The records that follow are to be repeated without alteration.
### DATA FOR THE TASK
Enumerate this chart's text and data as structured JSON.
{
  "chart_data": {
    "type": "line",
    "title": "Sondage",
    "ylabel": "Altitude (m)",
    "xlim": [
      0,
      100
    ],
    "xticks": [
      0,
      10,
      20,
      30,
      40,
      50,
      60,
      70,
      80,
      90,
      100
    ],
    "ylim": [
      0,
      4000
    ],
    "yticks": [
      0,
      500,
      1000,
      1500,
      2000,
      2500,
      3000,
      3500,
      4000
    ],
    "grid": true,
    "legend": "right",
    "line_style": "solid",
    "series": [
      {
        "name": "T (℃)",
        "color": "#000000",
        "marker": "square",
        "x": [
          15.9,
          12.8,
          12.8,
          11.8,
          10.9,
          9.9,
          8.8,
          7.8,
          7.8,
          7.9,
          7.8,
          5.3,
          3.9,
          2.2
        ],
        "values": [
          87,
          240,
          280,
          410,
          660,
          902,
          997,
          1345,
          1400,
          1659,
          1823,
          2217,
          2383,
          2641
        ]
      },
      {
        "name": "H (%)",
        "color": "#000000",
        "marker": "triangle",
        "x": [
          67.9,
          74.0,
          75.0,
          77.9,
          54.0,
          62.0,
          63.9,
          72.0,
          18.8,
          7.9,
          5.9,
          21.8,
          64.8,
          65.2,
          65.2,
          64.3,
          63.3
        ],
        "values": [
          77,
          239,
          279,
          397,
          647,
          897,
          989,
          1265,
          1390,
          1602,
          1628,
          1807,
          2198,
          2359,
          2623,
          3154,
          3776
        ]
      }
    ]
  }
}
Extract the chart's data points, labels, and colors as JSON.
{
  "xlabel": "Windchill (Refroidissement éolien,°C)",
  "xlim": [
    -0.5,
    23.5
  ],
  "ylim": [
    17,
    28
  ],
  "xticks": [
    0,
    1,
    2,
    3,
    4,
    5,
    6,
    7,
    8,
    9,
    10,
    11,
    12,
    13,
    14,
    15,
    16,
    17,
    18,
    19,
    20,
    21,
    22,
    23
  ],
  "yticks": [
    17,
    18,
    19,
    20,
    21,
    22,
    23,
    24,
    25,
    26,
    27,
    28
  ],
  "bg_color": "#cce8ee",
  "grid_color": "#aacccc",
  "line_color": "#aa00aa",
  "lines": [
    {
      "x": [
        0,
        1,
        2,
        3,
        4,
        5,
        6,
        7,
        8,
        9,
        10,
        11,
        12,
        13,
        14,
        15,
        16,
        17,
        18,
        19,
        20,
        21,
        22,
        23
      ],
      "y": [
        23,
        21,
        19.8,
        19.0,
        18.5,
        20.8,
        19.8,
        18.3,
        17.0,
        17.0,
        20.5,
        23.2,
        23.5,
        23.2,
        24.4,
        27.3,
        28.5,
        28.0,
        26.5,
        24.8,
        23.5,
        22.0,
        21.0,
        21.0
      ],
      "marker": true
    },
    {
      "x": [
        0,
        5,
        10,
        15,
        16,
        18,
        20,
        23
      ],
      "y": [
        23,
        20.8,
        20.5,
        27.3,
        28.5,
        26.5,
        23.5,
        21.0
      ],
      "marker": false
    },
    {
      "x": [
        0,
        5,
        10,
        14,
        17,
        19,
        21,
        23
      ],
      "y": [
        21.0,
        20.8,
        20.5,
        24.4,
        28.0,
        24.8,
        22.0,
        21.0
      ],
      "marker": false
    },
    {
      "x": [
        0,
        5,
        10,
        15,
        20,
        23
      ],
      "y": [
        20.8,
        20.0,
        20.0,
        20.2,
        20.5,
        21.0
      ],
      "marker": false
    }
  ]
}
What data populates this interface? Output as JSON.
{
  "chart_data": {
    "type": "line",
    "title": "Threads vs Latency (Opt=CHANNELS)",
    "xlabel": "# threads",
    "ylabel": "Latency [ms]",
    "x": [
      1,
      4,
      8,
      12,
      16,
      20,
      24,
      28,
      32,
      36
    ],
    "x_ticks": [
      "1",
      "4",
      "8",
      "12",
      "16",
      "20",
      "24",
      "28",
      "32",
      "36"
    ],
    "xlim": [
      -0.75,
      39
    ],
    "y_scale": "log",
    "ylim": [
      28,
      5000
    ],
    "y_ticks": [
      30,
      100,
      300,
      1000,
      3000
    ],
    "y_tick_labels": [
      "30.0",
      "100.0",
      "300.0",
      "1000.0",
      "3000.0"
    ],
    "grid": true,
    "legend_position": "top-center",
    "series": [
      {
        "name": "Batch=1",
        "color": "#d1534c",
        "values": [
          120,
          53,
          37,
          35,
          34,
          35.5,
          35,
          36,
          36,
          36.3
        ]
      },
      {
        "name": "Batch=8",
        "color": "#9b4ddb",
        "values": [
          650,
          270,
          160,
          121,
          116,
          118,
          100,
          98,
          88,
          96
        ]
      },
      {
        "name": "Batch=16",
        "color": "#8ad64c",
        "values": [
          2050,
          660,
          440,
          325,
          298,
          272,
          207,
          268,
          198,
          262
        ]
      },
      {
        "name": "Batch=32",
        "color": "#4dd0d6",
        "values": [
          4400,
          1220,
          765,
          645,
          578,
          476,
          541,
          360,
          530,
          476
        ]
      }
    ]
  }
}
######
ANSWER TO THIS TASK:
Enumerate this chart's text and data as structured JSON.
{
  "chart_data": {
    "type": "line",
    "title": "Sondage",
    "ylabel": "Altitude (m)",
    "xlim": [
      0,
      100
    ],
    "xticks": [
      0,
      10,
      20,
      30,
      40,
      50,
      60,
      70,
      80,
      90,
      100
    ],
    "ylim": [
      0,
      4000
    ],
    "yticks": [
      0,
      500,
      1000,
      1500,
      2000,
      2500,
      3000,
      3500,
      4000
    ],
    "grid": true,
    "legend": "right",
    "line_style": "solid",
    "series": [
      {
        "name": "T (℃)",
        "color": "#000000",
        "marker": "square",
        "x": [
          15.9,
          12.8,
          12.8,
          11.8,
          10.9,
          9.9,
          8.8,
          7.8,
          7.8,
          7.9,
          7.8,
          5.3,
          3.9,
          2.2
        ],
        "values": [
          87,
          240,
          280,
          410,
          660,
          902,
          997,
          1345,
          1400,
          1659,
          1823,
          2217,
          2383,
          2641
        ]
      },
      {
        "name": "H (%)",
        "color": "#000000",
        "marker": "triangle",
        "x": [
          67.9,
          74.0,
          75.0,
          77.9,
          54.0,
          62.0,
          63.9,
          72.0,
          18.8,
          7.9,
          5.9,
          21.8,
          64.8,
          65.2,
          65.2,
          64.3,
          63.3
        ],
        "values": [
          77,
          239,
          279,
          397,
          647,
          897,
          989,
          1265,
          1390,
          1602,
          1628,
          1807,
          2198,
          2359,
          2623,
          3154,
          3776
        ]
      }
    ]
  }
}
Extract the chart's data points, labels, and colors as JSON.
{
  "xlabel": "Windchill (Refroidissement éolien,°C)",
  "xlim": [
    -0.5,
    23.5
  ],
  "ylim": [
    17,
    28
  ],
  "xticks": [
    0,
    1,
    2,
    3,
    4,
    5,
    6,
    7,
    8,
    9,
    10,
    11,
    12,
    13,
    14,
    15,
    16,
    17,
    18,
    19,
    20,
    21,
    22,
    23
  ],
  "yticks": [
    17,
    18,
    19,
    20,
    21,
    22,
    23,
    24,
    25,
    26,
    27,
    28
  ],
  "bg_color": "#cce8ee",
  "grid_color": "#aacccc",
  "line_color": "#aa00aa",
  "lines": [
    {
      "x": [
        0,
        1,
        2,
        3,
        4,
        5,
        6,
        7,
        8,
        9,
        10,
        11,
        12,
        13,
        14,
        15,
        16,
        17,
        18,
        19,
        20,
        21,
        22,
        23
      ],
      "y": [
        23,
        21,
        19.8,
        19.0,
        18.5,
        20.8,
        19.8,
        18.3,
        17.0,
        17.0,
        20.5,
        23.2,
        23.5,
        23.2,
        24.4,
        27.3,
        28.5,
        28.0,
        26.5,
        24.8,
        23.5,
        22.0,
        21.0,
        21.0
      ],
      "marker": true
    },
    {
      "x": [
        0,
        5,
        10,
        15,
        16,
        18,
        20,
        23
      ],
      "y": [
        23,
        20.8,
        20.5,
        27.3,
        28.5,
        26.5,
        23.5,
        21.0
      ],
      "marker": false
    },
    {
      "x": [
        0,
        5,
        10,
        14,
        17,
        19,
        21,
        23
      ],
      "y": [
        21.0,
        20.8,
        20.5,
        24.4,
        28.0,
        24.8,
        22.0,
        21.0
      ],
      "marker": false
    },
    {
      "x": [
        0,
        5,
        10,
        15,
        20,
        23
      ],
      "y": [
        20.8,
        20.0,
        20.0,
        20.2,
        20.5,
        21.0
      ],
      "marker": false
    }
  ]
}
What data populates this interface? Output as JSON.
{
  "chart_data": {
    "type": "line",
    "title": "Threads vs Latency (Opt=CHANNELS)",
    "xlabel": "# threads",
    "ylabel": "Latency [ms]",
    "x": [
      1,
      4,
      8,
      12,
      16,
      20,
      24,
      28,
      32,
      36
    ],
    "x_ticks": [
      "1",
      "4",
      "8",
      "12",
      "16",
      "20",
      "24",
      "28",
      "32",
      "36"
    ],
    "xlim": [
      -0.75,
      39
    ],
    "y_scale": "log",
    "ylim": [
      28,
      5000
    ],
    "y_ticks": [
      30,
      100,
      300,
      1000,
      3000
    ],
    "y_tick_labels": [
      "30.0",
      "100.0",
      "300.0",
      "1000.0",
      "3000.0"
    ],
    "grid": true,
    "legend_position": "top-center",
    "series": [
      {
        "name": "Batch=1",
        "color": "#d1534c",
        "values": [
          120,
          53,
          37,
          35,
          34,
          35.5,
          35,
          36,
          36,
          36.3
        ]
      },
      {
        "name": "Batch=8",
        "color": "#9b4ddb",
        "values": [
          650,
          270,
          160,
          121,
          116,
          118,
          100,
          98,
          88,
          96
        ]
      },
      {
        "name": "Batch=16",
        "color": "#8ad64c",
        "values": [
          2050,
          660,
          440,
          325,
          298,
          272,
          207,
          268,
          198,
          262
        ]
      },
      {
        "name": "Batch=32",
        "color": "#4dd0d6",
        "values": [
          4400,
          1220,
          765,
          645,
          578,
          476,
          541,
          360,
          530,
          476
        ]
      }
    ]
  }
}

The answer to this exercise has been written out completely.